> **Required task**: In the listing below, locate the lines bearing the word "концентрацию". Copy every one of them.

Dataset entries
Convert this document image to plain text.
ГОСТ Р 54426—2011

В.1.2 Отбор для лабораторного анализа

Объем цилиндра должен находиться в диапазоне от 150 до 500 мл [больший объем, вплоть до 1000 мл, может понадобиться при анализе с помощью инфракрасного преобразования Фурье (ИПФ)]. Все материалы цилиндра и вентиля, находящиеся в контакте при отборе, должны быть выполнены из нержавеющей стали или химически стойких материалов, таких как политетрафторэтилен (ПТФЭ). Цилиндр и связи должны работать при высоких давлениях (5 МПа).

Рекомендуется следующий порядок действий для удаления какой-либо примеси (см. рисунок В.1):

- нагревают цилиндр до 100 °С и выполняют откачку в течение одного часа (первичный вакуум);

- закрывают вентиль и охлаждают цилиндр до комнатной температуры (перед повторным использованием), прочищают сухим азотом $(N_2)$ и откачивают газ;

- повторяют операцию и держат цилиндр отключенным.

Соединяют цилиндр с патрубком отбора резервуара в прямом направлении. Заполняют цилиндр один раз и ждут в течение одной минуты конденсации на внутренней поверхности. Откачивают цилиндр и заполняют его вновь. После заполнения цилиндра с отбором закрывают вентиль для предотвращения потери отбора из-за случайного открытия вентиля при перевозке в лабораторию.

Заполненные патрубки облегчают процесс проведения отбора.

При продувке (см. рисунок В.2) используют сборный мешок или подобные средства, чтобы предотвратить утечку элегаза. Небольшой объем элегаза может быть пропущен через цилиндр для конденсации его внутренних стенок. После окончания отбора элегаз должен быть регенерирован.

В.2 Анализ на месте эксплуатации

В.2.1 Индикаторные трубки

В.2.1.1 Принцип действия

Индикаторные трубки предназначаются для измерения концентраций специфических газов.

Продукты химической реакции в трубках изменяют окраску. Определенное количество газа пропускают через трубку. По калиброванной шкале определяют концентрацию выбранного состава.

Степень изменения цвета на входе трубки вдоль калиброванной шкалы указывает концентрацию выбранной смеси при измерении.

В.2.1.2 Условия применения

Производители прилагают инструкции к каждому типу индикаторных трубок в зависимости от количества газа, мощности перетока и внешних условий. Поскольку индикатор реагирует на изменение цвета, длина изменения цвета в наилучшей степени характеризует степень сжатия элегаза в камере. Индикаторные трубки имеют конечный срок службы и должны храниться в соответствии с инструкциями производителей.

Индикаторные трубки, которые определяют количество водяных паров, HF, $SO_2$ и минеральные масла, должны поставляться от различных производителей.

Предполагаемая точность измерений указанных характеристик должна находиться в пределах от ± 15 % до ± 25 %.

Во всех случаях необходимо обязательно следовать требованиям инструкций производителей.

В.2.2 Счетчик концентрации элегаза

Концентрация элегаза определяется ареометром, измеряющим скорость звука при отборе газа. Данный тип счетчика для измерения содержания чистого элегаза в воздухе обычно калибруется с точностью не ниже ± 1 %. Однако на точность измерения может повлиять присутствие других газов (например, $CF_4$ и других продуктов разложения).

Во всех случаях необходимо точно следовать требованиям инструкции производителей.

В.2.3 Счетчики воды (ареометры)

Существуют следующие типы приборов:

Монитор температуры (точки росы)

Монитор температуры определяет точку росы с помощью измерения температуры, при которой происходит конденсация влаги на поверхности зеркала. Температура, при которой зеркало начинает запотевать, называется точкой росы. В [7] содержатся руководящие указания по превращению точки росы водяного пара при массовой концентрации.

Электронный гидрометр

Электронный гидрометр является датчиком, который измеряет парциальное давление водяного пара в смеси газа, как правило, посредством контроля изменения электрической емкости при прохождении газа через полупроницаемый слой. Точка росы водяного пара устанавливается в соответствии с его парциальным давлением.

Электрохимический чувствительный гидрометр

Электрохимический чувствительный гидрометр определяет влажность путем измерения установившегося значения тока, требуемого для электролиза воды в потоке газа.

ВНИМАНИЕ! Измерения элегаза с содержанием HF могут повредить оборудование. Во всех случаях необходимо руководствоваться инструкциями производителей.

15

> **Result of this task**:
Продукты химической реакции в трубках изменяют окраску. Определенное количество газа пропускают через трубку. По калиброванной шкале определяют концентрацию выбранного состава.
Степень изменения цвета на входе трубки вдоль калиброванной шкалы указывает концентрацию выбранной смеси при измерении.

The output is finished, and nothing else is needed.